* start Material *

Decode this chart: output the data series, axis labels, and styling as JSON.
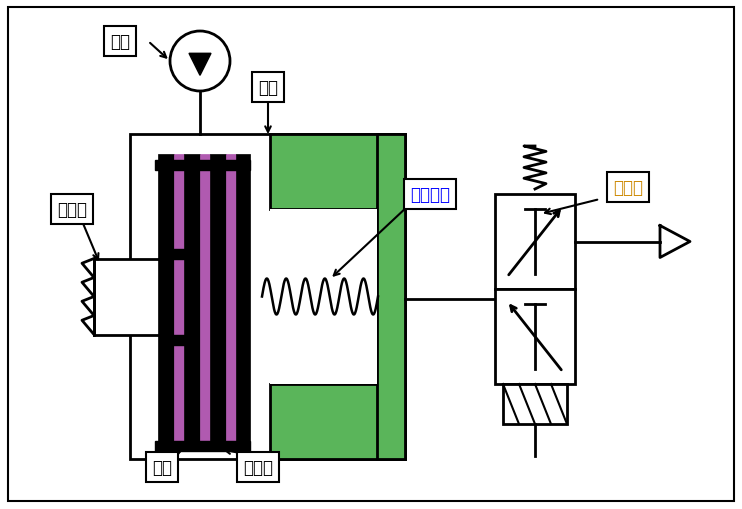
{
  "bg_color": "#ffffff",
  "black": "#000000",
  "green": "#5ab55a",
  "purple": "#b05ab0",
  "labels": {
    "oil_pump": "油泵",
    "piston": "活塞",
    "middle_shaft": "中间轴",
    "return_spring": "回位弹簧",
    "solenoid_valve": "电磁阀",
    "steel_plate": "钒片",
    "friction_plate": "摩擦片"
  },
  "fig_width": 7.42,
  "fig_height": 5.1
}
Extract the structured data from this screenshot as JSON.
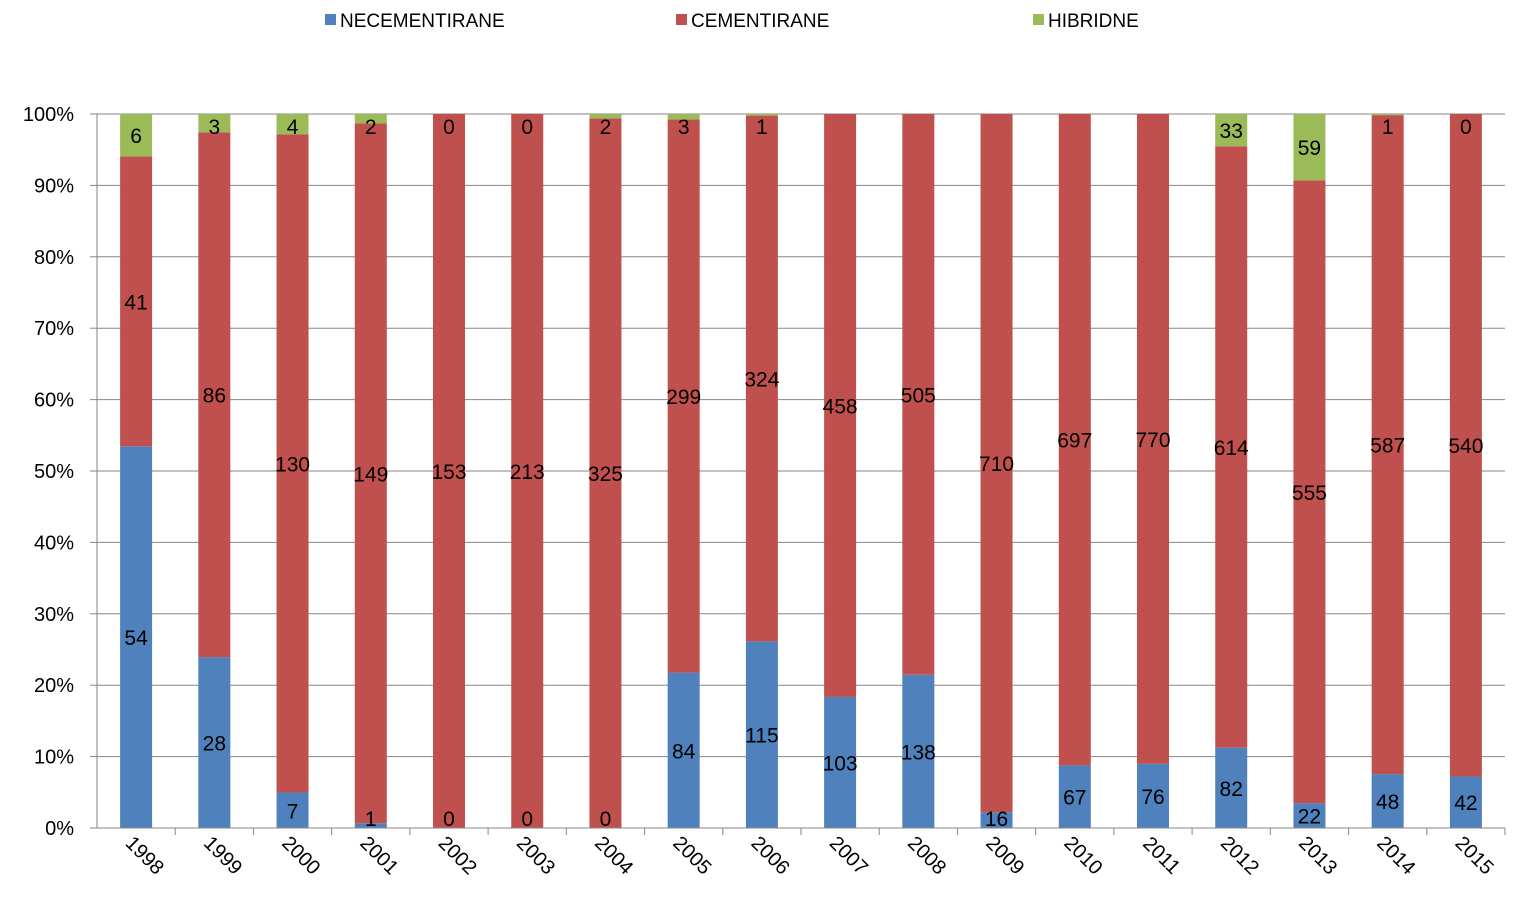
{
  "chart_data": {
    "type": "bar",
    "stacked": "percent",
    "categories": [
      "1998",
      "1999",
      "2000",
      "2001",
      "2002",
      "2003",
      "2004",
      "2005",
      "2006",
      "2007",
      "2008",
      "2009",
      "2010",
      "2011",
      "2012",
      "2013",
      "2014",
      "2015"
    ],
    "series": [
      {
        "name": "NECEMENTIRANE",
        "color": "#4F81BD",
        "values": [
          54,
          28,
          7,
          1,
          0,
          0,
          0,
          84,
          115,
          103,
          138,
          16,
          67,
          76,
          82,
          22,
          48,
          42
        ],
        "labels": [
          "54",
          "28",
          "7",
          "1",
          "0",
          "0",
          "0",
          "84",
          "115",
          "103",
          "138",
          "16",
          "67",
          "76",
          "82",
          "22",
          "48",
          "42"
        ]
      },
      {
        "name": "CEMENTIRANE",
        "color": "#C0504D",
        "values": [
          41,
          86,
          130,
          149,
          153,
          213,
          325,
          299,
          324,
          458,
          505,
          710,
          697,
          770,
          614,
          555,
          587,
          540
        ],
        "labels": [
          "41",
          "86",
          "130",
          "149",
          "153",
          "213",
          "325",
          "299",
          "324",
          "458",
          "505",
          "710",
          "697",
          "770",
          "614",
          "555",
          "587",
          "540"
        ]
      },
      {
        "name": "HIBRIDNE",
        "color": "#9BBB59",
        "values": [
          6,
          3,
          4,
          2,
          0,
          0,
          2,
          3,
          1,
          0,
          0,
          0,
          0,
          0,
          33,
          59,
          1,
          0
        ],
        "labels": [
          "6",
          "3",
          "4",
          "2",
          "0",
          "0",
          "2",
          "3",
          "1",
          "",
          "",
          "",
          "",
          "",
          "33",
          "59",
          "1",
          "0"
        ]
      }
    ],
    "yticks": [
      "0%",
      "10%",
      "20%",
      "30%",
      "40%",
      "50%",
      "60%",
      "70%",
      "80%",
      "90%",
      "100%"
    ],
    "ylim": [
      0,
      100
    ],
    "grid": true,
    "legend_position": "top"
  }
}
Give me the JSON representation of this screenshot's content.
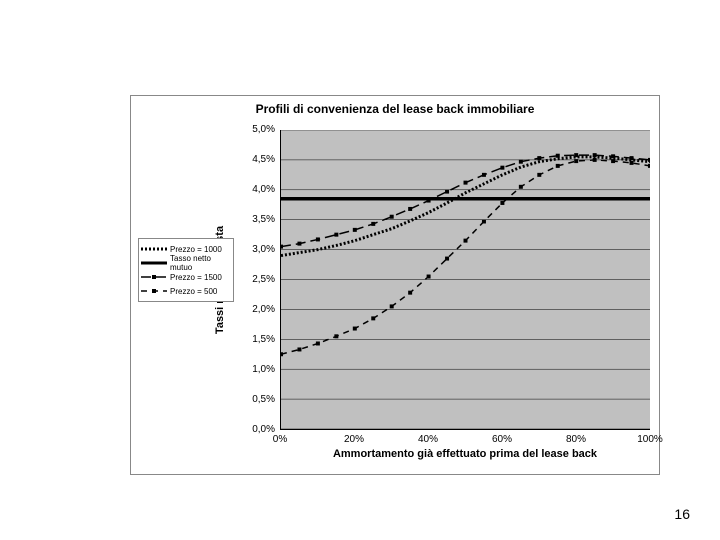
{
  "title": "Profili di convenienza del lease back immobiliare",
  "y_axis_label": "Tassi netti d'imposta",
  "x_axis_label": "Ammortamento già effettuato prima del lease back",
  "page_number": "16",
  "chart": {
    "type": "line",
    "background_color": "#c0c0c0",
    "grid_color": "#000000",
    "xlim": [
      0,
      100
    ],
    "ylim": [
      0,
      5
    ],
    "x_ticks": [
      {
        "v": 0,
        "label": "0%"
      },
      {
        "v": 20,
        "label": "20%"
      },
      {
        "v": 40,
        "label": "40%"
      },
      {
        "v": 60,
        "label": "60%"
      },
      {
        "v": 80,
        "label": "80%"
      },
      {
        "v": 100,
        "label": "100%"
      }
    ],
    "y_ticks": [
      {
        "v": 0.0,
        "label": "0,0%"
      },
      {
        "v": 0.5,
        "label": "0,5%"
      },
      {
        "v": 1.0,
        "label": "1,0%"
      },
      {
        "v": 1.5,
        "label": "1,5%"
      },
      {
        "v": 2.0,
        "label": "2,0%"
      },
      {
        "v": 2.5,
        "label": "2,5%"
      },
      {
        "v": 3.0,
        "label": "3,0%"
      },
      {
        "v": 3.5,
        "label": "3,5%"
      },
      {
        "v": 4.0,
        "label": "4,0%"
      },
      {
        "v": 4.5,
        "label": "4,5%"
      },
      {
        "v": 5.0,
        "label": "5,0%"
      }
    ],
    "series": [
      {
        "name": "Prezzo = 1000",
        "color": "#000000",
        "line_width": 3,
        "dash": "2,2",
        "marker": "none",
        "data": [
          [
            0,
            2.9
          ],
          [
            5,
            2.95
          ],
          [
            10,
            3.0
          ],
          [
            15,
            3.07
          ],
          [
            20,
            3.15
          ],
          [
            25,
            3.25
          ],
          [
            30,
            3.35
          ],
          [
            35,
            3.48
          ],
          [
            40,
            3.62
          ],
          [
            45,
            3.78
          ],
          [
            50,
            3.95
          ],
          [
            55,
            4.1
          ],
          [
            60,
            4.25
          ],
          [
            65,
            4.38
          ],
          [
            70,
            4.47
          ],
          [
            75,
            4.52
          ],
          [
            80,
            4.55
          ],
          [
            85,
            4.55
          ],
          [
            90,
            4.53
          ],
          [
            95,
            4.5
          ],
          [
            100,
            4.47
          ]
        ]
      },
      {
        "name": "Tasso netto mutuo",
        "color": "#000000",
        "line_width": 3.5,
        "dash": "none",
        "marker": "none",
        "data": [
          [
            0,
            3.85
          ],
          [
            100,
            3.85
          ]
        ]
      },
      {
        "name": "Prezzo = 1500",
        "color": "#000000",
        "line_width": 1.5,
        "dash": "10,5",
        "marker": "square",
        "marker_size": 4,
        "data": [
          [
            0,
            3.05
          ],
          [
            5,
            3.1
          ],
          [
            10,
            3.17
          ],
          [
            15,
            3.25
          ],
          [
            20,
            3.33
          ],
          [
            25,
            3.43
          ],
          [
            30,
            3.55
          ],
          [
            35,
            3.68
          ],
          [
            40,
            3.82
          ],
          [
            45,
            3.97
          ],
          [
            50,
            4.12
          ],
          [
            55,
            4.25
          ],
          [
            60,
            4.37
          ],
          [
            65,
            4.47
          ],
          [
            70,
            4.53
          ],
          [
            75,
            4.57
          ],
          [
            80,
            4.58
          ],
          [
            85,
            4.58
          ],
          [
            90,
            4.56
          ],
          [
            95,
            4.53
          ],
          [
            100,
            4.5
          ]
        ]
      },
      {
        "name": "Prezzo = 500",
        "color": "#000000",
        "line_width": 1.5,
        "dash": "6,5",
        "marker": "square",
        "marker_size": 4,
        "data": [
          [
            0,
            1.25
          ],
          [
            5,
            1.33
          ],
          [
            10,
            1.43
          ],
          [
            15,
            1.55
          ],
          [
            20,
            1.68
          ],
          [
            25,
            1.85
          ],
          [
            30,
            2.05
          ],
          [
            35,
            2.28
          ],
          [
            40,
            2.55
          ],
          [
            45,
            2.85
          ],
          [
            50,
            3.15
          ],
          [
            55,
            3.47
          ],
          [
            60,
            3.78
          ],
          [
            65,
            4.05
          ],
          [
            70,
            4.25
          ],
          [
            75,
            4.4
          ],
          [
            80,
            4.48
          ],
          [
            85,
            4.5
          ],
          [
            90,
            4.48
          ],
          [
            95,
            4.45
          ],
          [
            100,
            4.4
          ]
        ]
      }
    ]
  }
}
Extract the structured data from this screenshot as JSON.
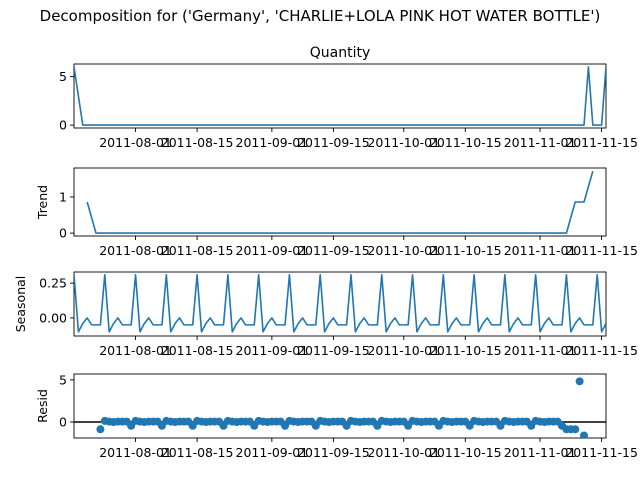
{
  "figure": {
    "title": "Decomposition for ('Germany', 'CHARLIE+LOLA PINK HOT WATER BOTTLE')"
  },
  "colors": {
    "series": "#1f77b4",
    "zero_line": "#000000"
  },
  "chart_data": [
    {
      "type": "line",
      "title": "Quantity",
      "xlabel": "",
      "ylabel": "",
      "x_range": [
        "2011-07-18",
        "2011-11-16"
      ],
      "ylim": [
        -0.3,
        6.3
      ],
      "yticks": [
        0,
        5
      ],
      "xticks": [
        "2011-08-01",
        "2011-08-15",
        "2011-09-01",
        "2011-09-15",
        "2011-10-01",
        "2011-10-15",
        "2011-11-01",
        "2011-11-15"
      ],
      "x": [
        "2011-07-18",
        "2011-07-20",
        "2011-11-11",
        "2011-11-12",
        "2011-11-13",
        "2011-11-14",
        "2011-11-15",
        "2011-11-16"
      ],
      "values": [
        6,
        0,
        0,
        6,
        0,
        0,
        0,
        6
      ]
    },
    {
      "type": "line",
      "title": "",
      "xlabel": "",
      "ylabel": "Trend",
      "x_range": [
        "2011-07-18",
        "2011-11-16"
      ],
      "ylim": [
        -0.08,
        1.8
      ],
      "yticks": [
        0,
        1
      ],
      "xticks": [
        "2011-08-01",
        "2011-08-15",
        "2011-09-01",
        "2011-09-15",
        "2011-10-01",
        "2011-10-15",
        "2011-11-01",
        "2011-11-15"
      ],
      "x": [
        "2011-07-21",
        "2011-07-23",
        "2011-11-07",
        "2011-11-09",
        "2011-11-11",
        "2011-11-13"
      ],
      "values": [
        0.86,
        0,
        0,
        0.86,
        0.86,
        1.71
      ]
    },
    {
      "type": "line",
      "title": "",
      "xlabel": "",
      "ylabel": "Seasonal",
      "x_range": [
        "2011-07-18",
        "2011-11-16"
      ],
      "ylim": [
        -0.13,
        0.33
      ],
      "yticks": [
        0.25,
        0.0
      ],
      "ytick_labels": [
        "0.25",
        "0.00"
      ],
      "xticks": [
        "2011-08-01",
        "2011-08-15",
        "2011-09-01",
        "2011-09-15",
        "2011-10-01",
        "2011-10-15",
        "2011-11-01",
        "2011-11-15"
      ],
      "period": 7,
      "x_start": "2011-07-18",
      "pattern": [
        0.31,
        -0.1,
        -0.04,
        0.0,
        -0.05,
        -0.05,
        -0.05
      ],
      "values_count": 122
    },
    {
      "type": "scatter",
      "title": "",
      "xlabel": "",
      "ylabel": "Resid",
      "x_range": [
        "2011-07-18",
        "2011-11-16"
      ],
      "ylim": [
        -1.9,
        5.7
      ],
      "yticks": [
        0,
        5
      ],
      "zero_line": true,
      "xticks": [
        "2011-08-01",
        "2011-08-15",
        "2011-09-01",
        "2011-09-15",
        "2011-10-01",
        "2011-10-15",
        "2011-11-01",
        "2011-11-15"
      ],
      "x_start": "2011-07-24",
      "pattern": [
        0.13,
        0.05,
        0.0,
        0.05,
        0.05,
        0.05,
        -0.45
      ],
      "first_value": -0.86,
      "tail": [
        {
          "x": "2011-11-07",
          "y": -0.86
        },
        {
          "x": "2011-11-08",
          "y": -0.86
        },
        {
          "x": "2011-11-09",
          "y": -0.86
        },
        {
          "x": "2011-11-10",
          "y": 4.83
        },
        {
          "x": "2011-11-11",
          "y": -1.6
        }
      ]
    }
  ]
}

* end Material *

» What is asked:
Identify each line in the entries with the word "series" and copy it.

» Correct response:
Decode this chart: output the data series, axis labels, and styling as JSON.
    "series": [
    "series": [
    "series": "#1f77b4",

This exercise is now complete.